(Collection entries)
──────────

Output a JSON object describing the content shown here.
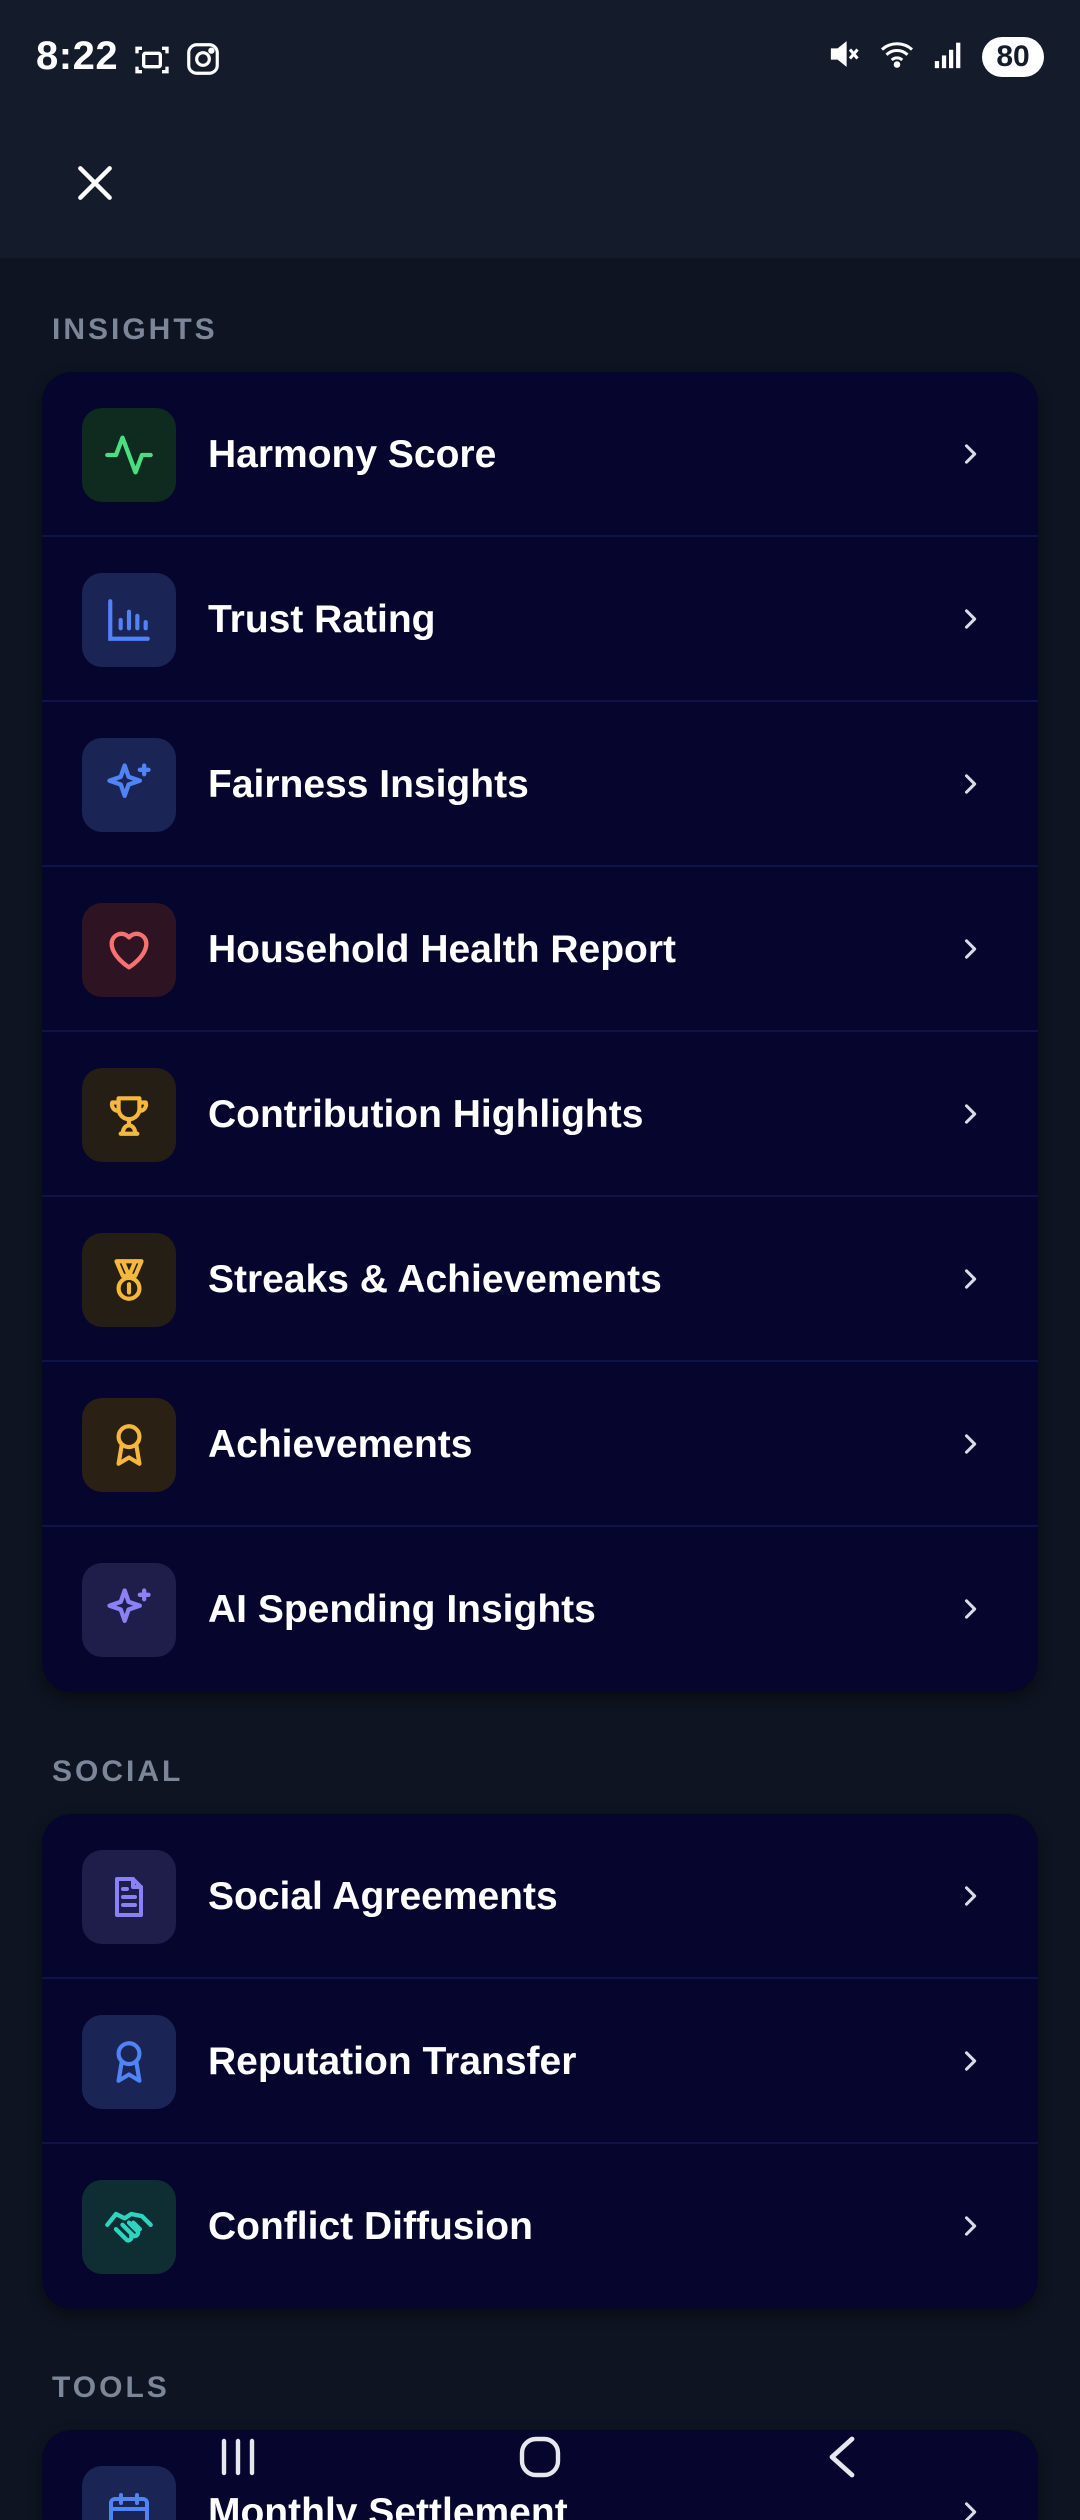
{
  "status": {
    "time": "8:22",
    "battery": "80"
  },
  "sections": [
    {
      "label": "INSIGHTS",
      "items": [
        {
          "label": "Harmony Score",
          "icon": "activity-icon",
          "color": "#4ade80",
          "bg": "#0f2a1e"
        },
        {
          "label": "Trust Rating",
          "icon": "bar-chart-icon",
          "color": "#4f83f6",
          "bg": "#1a2555"
        },
        {
          "label": "Fairness Insights",
          "icon": "sparkles-icon",
          "color": "#4f83f6",
          "bg": "#1a2555"
        },
        {
          "label": "Household Health Report",
          "icon": "heart-icon",
          "color": "#f87171",
          "bg": "#2e1422"
        },
        {
          "label": "Contribution Highlights",
          "icon": "trophy-icon",
          "color": "#f5b83d",
          "bg": "#241e14"
        },
        {
          "label": "Streaks & Achievements",
          "icon": "medal-icon",
          "color": "#f5b83d",
          "bg": "#241e14"
        },
        {
          "label": "Achievements",
          "icon": "award-icon",
          "color": "#f5b83d",
          "bg": "#2a2014"
        },
        {
          "label": "AI Spending Insights",
          "icon": "sparkles-icon",
          "color": "#8b80f5",
          "bg": "#1f1d4a"
        }
      ]
    },
    {
      "label": "SOCIAL",
      "items": [
        {
          "label": "Social Agreements",
          "icon": "document-icon",
          "color": "#8b80f5",
          "bg": "#1f1d4a"
        },
        {
          "label": "Reputation Transfer",
          "icon": "award-icon",
          "color": "#4f83f6",
          "bg": "#1a2555"
        },
        {
          "label": "Conflict Diffusion",
          "icon": "handshake-icon",
          "color": "#2dd4bf",
          "bg": "#0e2e34"
        }
      ]
    },
    {
      "label": "TOOLS",
      "items": [
        {
          "label": "Monthly Settlement",
          "icon": "calendar-icon",
          "color": "#4f83f6",
          "bg": "#1a2555"
        }
      ]
    }
  ]
}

──────────

PROBLEM STATEMENT: Copy the data character for character, but drop all pictures from the copy.

RESULT:
Output a JSON object describing the content shown here.
{
  "status": {
    "time": "8:22",
    "battery": "80"
  },
  "sections": [
    {
      "label": "INSIGHTS",
      "items": [
        {
          "label": "Harmony Score",
          "icon": "activity-icon",
          "color": "#4ade80",
          "bg": "#0f2a1e"
        },
        {
          "label": "Trust Rating",
          "icon": "bar-chart-icon",
          "color": "#4f83f6",
          "bg": "#1a2555"
        },
        {
          "label": "Fairness Insights",
          "icon": "sparkles-icon",
          "color": "#4f83f6",
          "bg": "#1a2555"
        },
        {
          "label": "Household Health Report",
          "icon": "heart-icon",
          "color": "#f87171",
          "bg": "#2e1422"
        },
        {
          "label": "Contribution Highlights",
          "icon": "trophy-icon",
          "color": "#f5b83d",
          "bg": "#241e14"
        },
        {
          "label": "Streaks & Achievements",
          "icon": "medal-icon",
          "color": "#f5b83d",
          "bg": "#241e14"
        },
        {
          "label": "Achievements",
          "icon": "award-icon",
          "color": "#f5b83d",
          "bg": "#2a2014"
        },
        {
          "label": "AI Spending Insights",
          "icon": "sparkles-icon",
          "color": "#8b80f5",
          "bg": "#1f1d4a"
        }
      ]
    },
    {
      "label": "SOCIAL",
      "items": [
        {
          "label": "Social Agreements",
          "icon": "document-icon",
          "color": "#8b80f5",
          "bg": "#1f1d4a"
        },
        {
          "label": "Reputation Transfer",
          "icon": "award-icon",
          "color": "#4f83f6",
          "bg": "#1a2555"
        },
        {
          "label": "Conflict Diffusion",
          "icon": "handshake-icon",
          "color": "#2dd4bf",
          "bg": "#0e2e34"
        }
      ]
    },
    {
      "label": "TOOLS",
      "items": [
        {
          "label": "Monthly Settlement",
          "icon": "calendar-icon",
          "color": "#4f83f6",
          "bg": "#1a2555"
        }
      ]
    }
  ]
}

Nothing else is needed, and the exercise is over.